:: Your task ::
Leave out the pictures and copy everything else in the entries exactly.

:: Provided data ::
========================================

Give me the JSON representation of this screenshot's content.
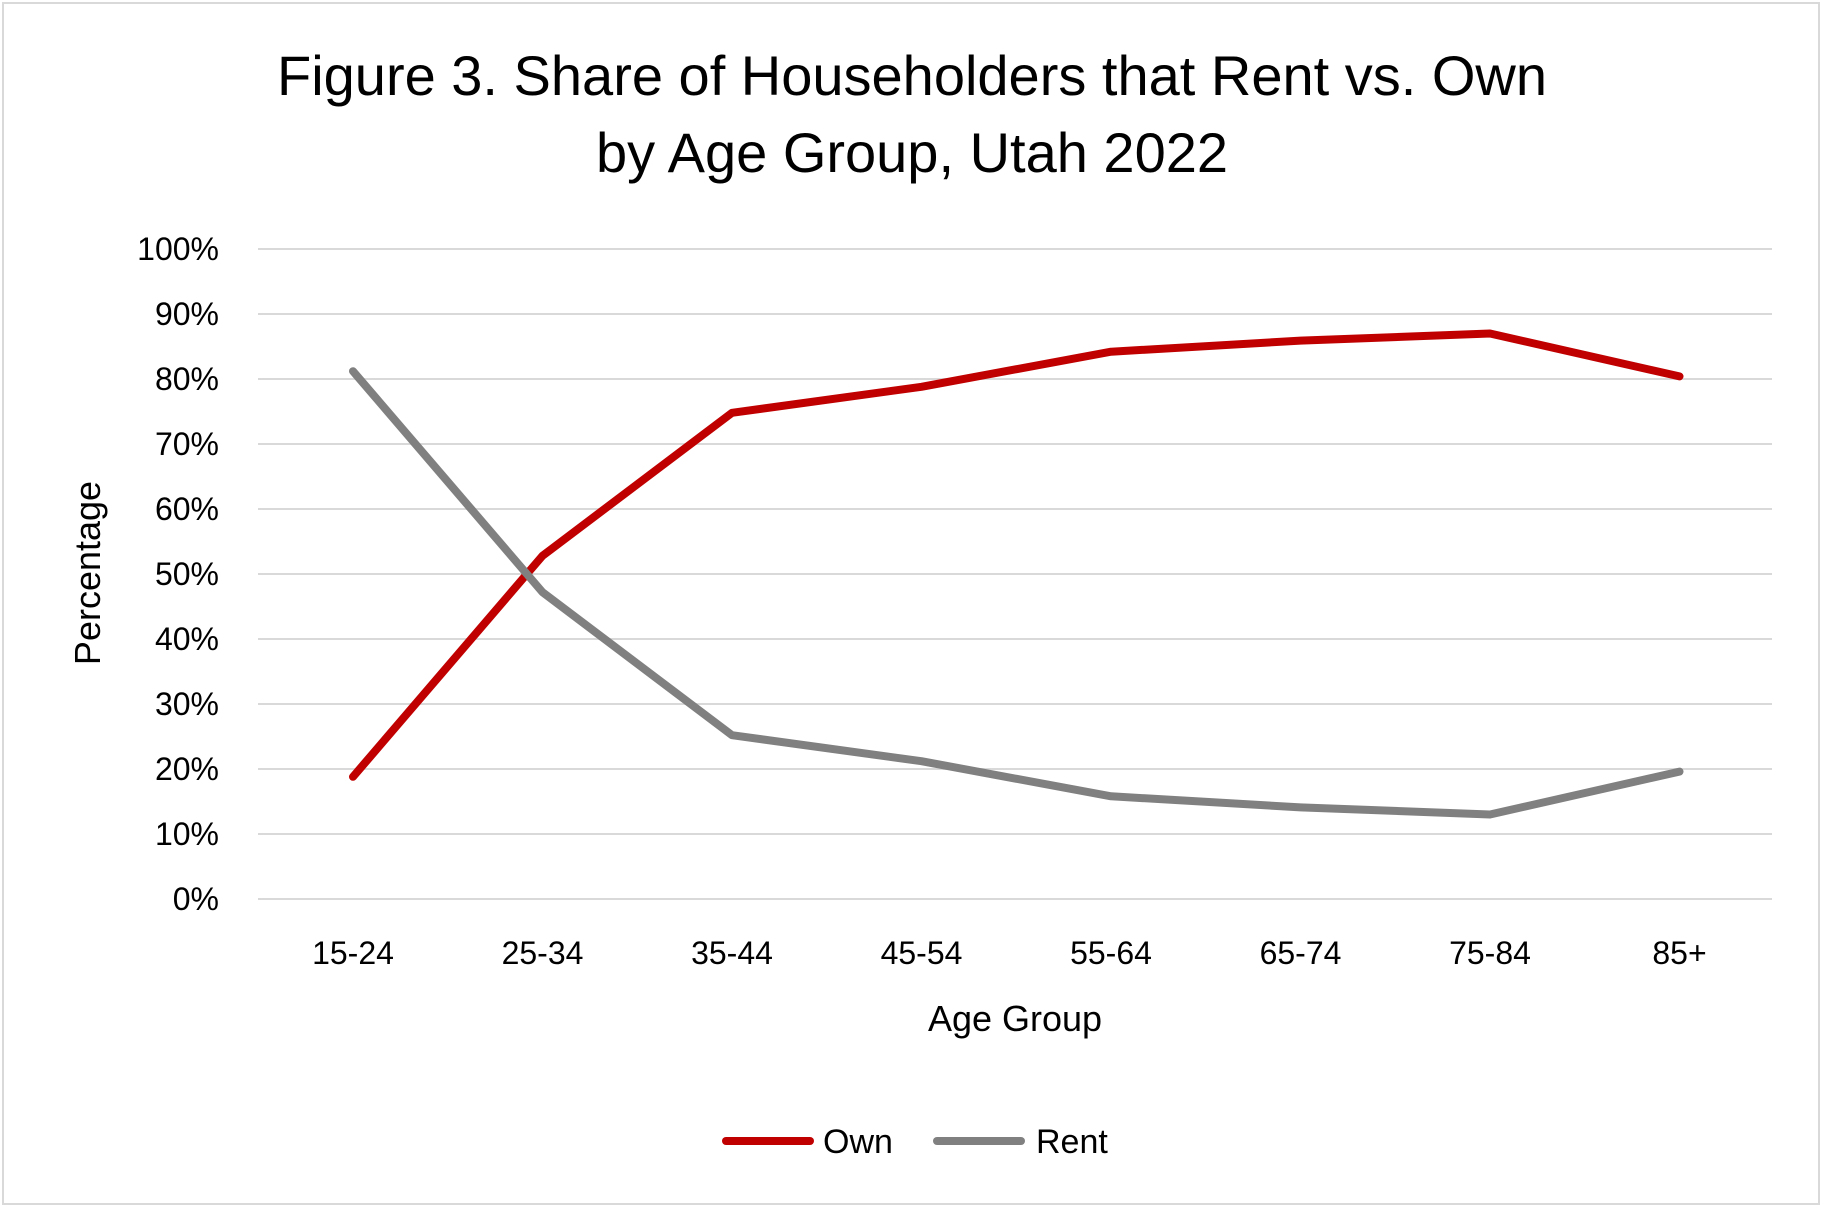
{
  "chart_data": {
    "type": "line",
    "title": "Figure 3. Share of Householders that Rent vs. Own",
    "subtitle": "by Age Group, Utah 2022",
    "xlabel": "Age Group",
    "ylabel": "Percentage",
    "categories": [
      "15-24",
      "25-34",
      "35-44",
      "45-54",
      "55-64",
      "65-74",
      "75-84",
      "85+"
    ],
    "ylim": [
      0,
      100
    ],
    "yticks": [
      "0%",
      "10%",
      "20%",
      "30%",
      "40%",
      "50%",
      "60%",
      "70%",
      "80%",
      "90%",
      "100%"
    ],
    "grid": true,
    "legend_position": "bottom",
    "series": [
      {
        "name": "Own",
        "color": "#c00000",
        "values": [
          18.8,
          52.8,
          74.8,
          78.8,
          84.2,
          85.9,
          87.0,
          80.4
        ]
      },
      {
        "name": "Rent",
        "color": "#808080",
        "values": [
          81.2,
          47.2,
          25.2,
          21.2,
          15.8,
          14.1,
          13.0,
          19.6
        ]
      }
    ]
  }
}
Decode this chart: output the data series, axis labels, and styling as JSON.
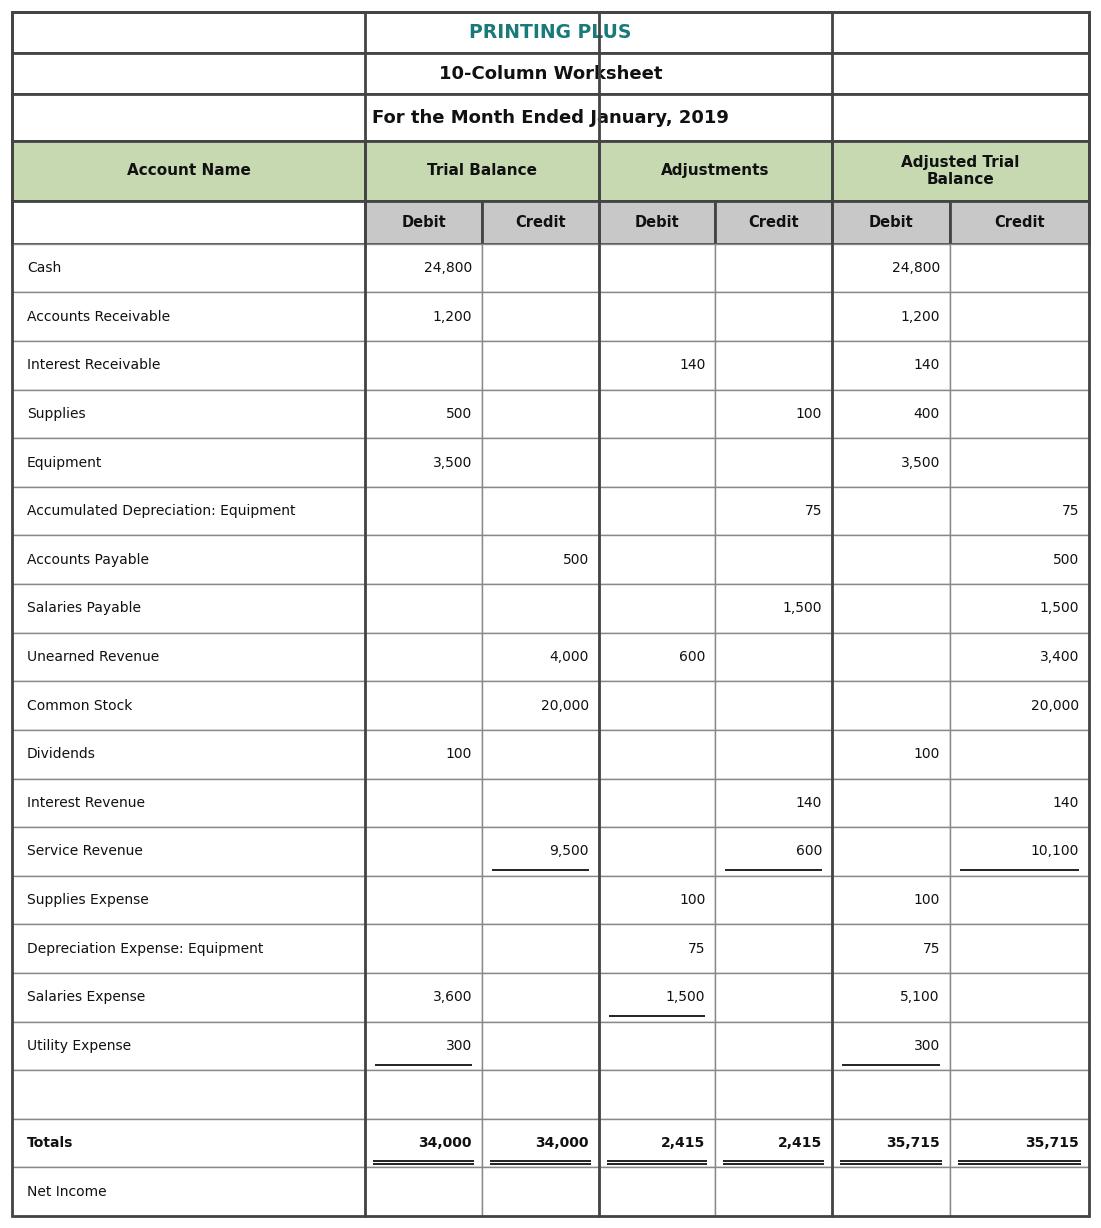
{
  "title1": "PRINTING PLUS",
  "title2": "10-Column Worksheet",
  "title3": "For the Month Ended January, 2019",
  "title1_color": "#1a7a7a",
  "header_bg": "#c6d9b0",
  "subheader_bg": "#c8c8c8",
  "rows": [
    [
      "Cash",
      "24,800",
      "",
      "",
      "",
      "24,800",
      ""
    ],
    [
      "Accounts Receivable",
      "1,200",
      "",
      "",
      "",
      "1,200",
      ""
    ],
    [
      "Interest Receivable",
      "",
      "",
      "140",
      "",
      "140",
      ""
    ],
    [
      "Supplies",
      "500",
      "",
      "",
      "100",
      "400",
      ""
    ],
    [
      "Equipment",
      "3,500",
      "",
      "",
      "",
      "3,500",
      ""
    ],
    [
      "Accumulated Depreciation: Equipment",
      "",
      "",
      "",
      "75",
      "",
      "75"
    ],
    [
      "Accounts Payable",
      "",
      "500",
      "",
      "",
      "",
      "500"
    ],
    [
      "Salaries Payable",
      "",
      "",
      "",
      "1,500",
      "",
      "1,500"
    ],
    [
      "Unearned Revenue",
      "",
      "4,000",
      "600",
      "",
      "",
      "3,400"
    ],
    [
      "Common Stock",
      "",
      "20,000",
      "",
      "",
      "",
      "20,000"
    ],
    [
      "Dividends",
      "100",
      "",
      "",
      "",
      "100",
      ""
    ],
    [
      "Interest Revenue",
      "",
      "",
      "",
      "140",
      "",
      "140"
    ],
    [
      "Service Revenue",
      "",
      "9,500",
      "",
      "600",
      "",
      "10,100"
    ],
    [
      "Supplies Expense",
      "",
      "",
      "100",
      "",
      "100",
      ""
    ],
    [
      "Depreciation Expense: Equipment",
      "",
      "",
      "75",
      "",
      "75",
      ""
    ],
    [
      "Salaries Expense",
      "3,600",
      "",
      "1,500",
      "",
      "5,100",
      ""
    ],
    [
      "Utility Expense",
      "300",
      "",
      "",
      "",
      "300",
      ""
    ],
    [
      "",
      "",
      "",
      "",
      "",
      "",
      ""
    ],
    [
      "Totals",
      "34,000",
      "34,000",
      "2,415",
      "2,415",
      "35,715",
      "35,715"
    ],
    [
      "Net Income",
      "",
      "",
      "",
      "",
      "",
      ""
    ]
  ],
  "single_underline": {
    "12": [
      2,
      4,
      6
    ],
    "15": [
      3
    ],
    "16": [
      1,
      5
    ]
  },
  "double_underline": {
    "18": [
      1,
      2,
      3,
      4,
      5,
      6
    ]
  },
  "bold_rows": [
    18
  ],
  "outer_border_color": "#444444",
  "grid_color": "#888888",
  "bg_white": "#ffffff"
}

========================================

:: Solution for this task ::
Give me the JSON representation of this screenshot's content.
{
  "chart_data": {
    "type": "line",
    "title": "Figure 3. Share of Householders that Rent vs. Own",
    "subtitle": "by Age Group, Utah 2022",
    "xlabel": "Age Group",
    "ylabel": "Percentage",
    "categories": [
      "15-24",
      "25-34",
      "35-44",
      "45-54",
      "55-64",
      "65-74",
      "75-84",
      "85+"
    ],
    "ylim": [
      0,
      100
    ],
    "yticks": [
      "0%",
      "10%",
      "20%",
      "30%",
      "40%",
      "50%",
      "60%",
      "70%",
      "80%",
      "90%",
      "100%"
    ],
    "grid": true,
    "legend_position": "bottom",
    "series": [
      {
        "name": "Own",
        "color": "#c00000",
        "values": [
          18.8,
          52.8,
          74.8,
          78.8,
          84.2,
          85.9,
          87.0,
          80.4
        ]
      },
      {
        "name": "Rent",
        "color": "#808080",
        "values": [
          81.2,
          47.2,
          25.2,
          21.2,
          15.8,
          14.1,
          13.0,
          19.6
        ]
      }
    ]
  }
}
Decode this chart: output the data series, axis labels, and styling as JSON.
{
  "title1": "PRINTING PLUS",
  "title2": "10-Column Worksheet",
  "title3": "For the Month Ended January, 2019",
  "title1_color": "#1a7a7a",
  "header_bg": "#c6d9b0",
  "subheader_bg": "#c8c8c8",
  "rows": [
    [
      "Cash",
      "24,800",
      "",
      "",
      "",
      "24,800",
      ""
    ],
    [
      "Accounts Receivable",
      "1,200",
      "",
      "",
      "",
      "1,200",
      ""
    ],
    [
      "Interest Receivable",
      "",
      "",
      "140",
      "",
      "140",
      ""
    ],
    [
      "Supplies",
      "500",
      "",
      "",
      "100",
      "400",
      ""
    ],
    [
      "Equipment",
      "3,500",
      "",
      "",
      "",
      "3,500",
      ""
    ],
    [
      "Accumulated Depreciation: Equipment",
      "",
      "",
      "",
      "75",
      "",
      "75"
    ],
    [
      "Accounts Payable",
      "",
      "500",
      "",
      "",
      "",
      "500"
    ],
    [
      "Salaries Payable",
      "",
      "",
      "",
      "1,500",
      "",
      "1,500"
    ],
    [
      "Unearned Revenue",
      "",
      "4,000",
      "600",
      "",
      "",
      "3,400"
    ],
    [
      "Common Stock",
      "",
      "20,000",
      "",
      "",
      "",
      "20,000"
    ],
    [
      "Dividends",
      "100",
      "",
      "",
      "",
      "100",
      ""
    ],
    [
      "Interest Revenue",
      "",
      "",
      "",
      "140",
      "",
      "140"
    ],
    [
      "Service Revenue",
      "",
      "9,500",
      "",
      "600",
      "",
      "10,100"
    ],
    [
      "Supplies Expense",
      "",
      "",
      "100",
      "",
      "100",
      ""
    ],
    [
      "Depreciation Expense: Equipment",
      "",
      "",
      "75",
      "",
      "75",
      ""
    ],
    [
      "Salaries Expense",
      "3,600",
      "",
      "1,500",
      "",
      "5,100",
      ""
    ],
    [
      "Utility Expense",
      "300",
      "",
      "",
      "",
      "300",
      ""
    ],
    [
      "",
      "",
      "",
      "",
      "",
      "",
      ""
    ],
    [
      "Totals",
      "34,000",
      "34,000",
      "2,415",
      "2,415",
      "35,715",
      "35,715"
    ],
    [
      "Net Income",
      "",
      "",
      "",
      "",
      "",
      ""
    ]
  ],
  "single_underline": {
    "12": [
      2,
      4,
      6
    ],
    "15": [
      3
    ],
    "16": [
      1,
      5
    ]
  },
  "double_underline": {
    "18": [
      1,
      2,
      3,
      4,
      5,
      6
    ]
  },
  "bold_rows": [
    18
  ],
  "outer_border_color": "#444444",
  "grid_color": "#888888",
  "bg_white": "#ffffff"
}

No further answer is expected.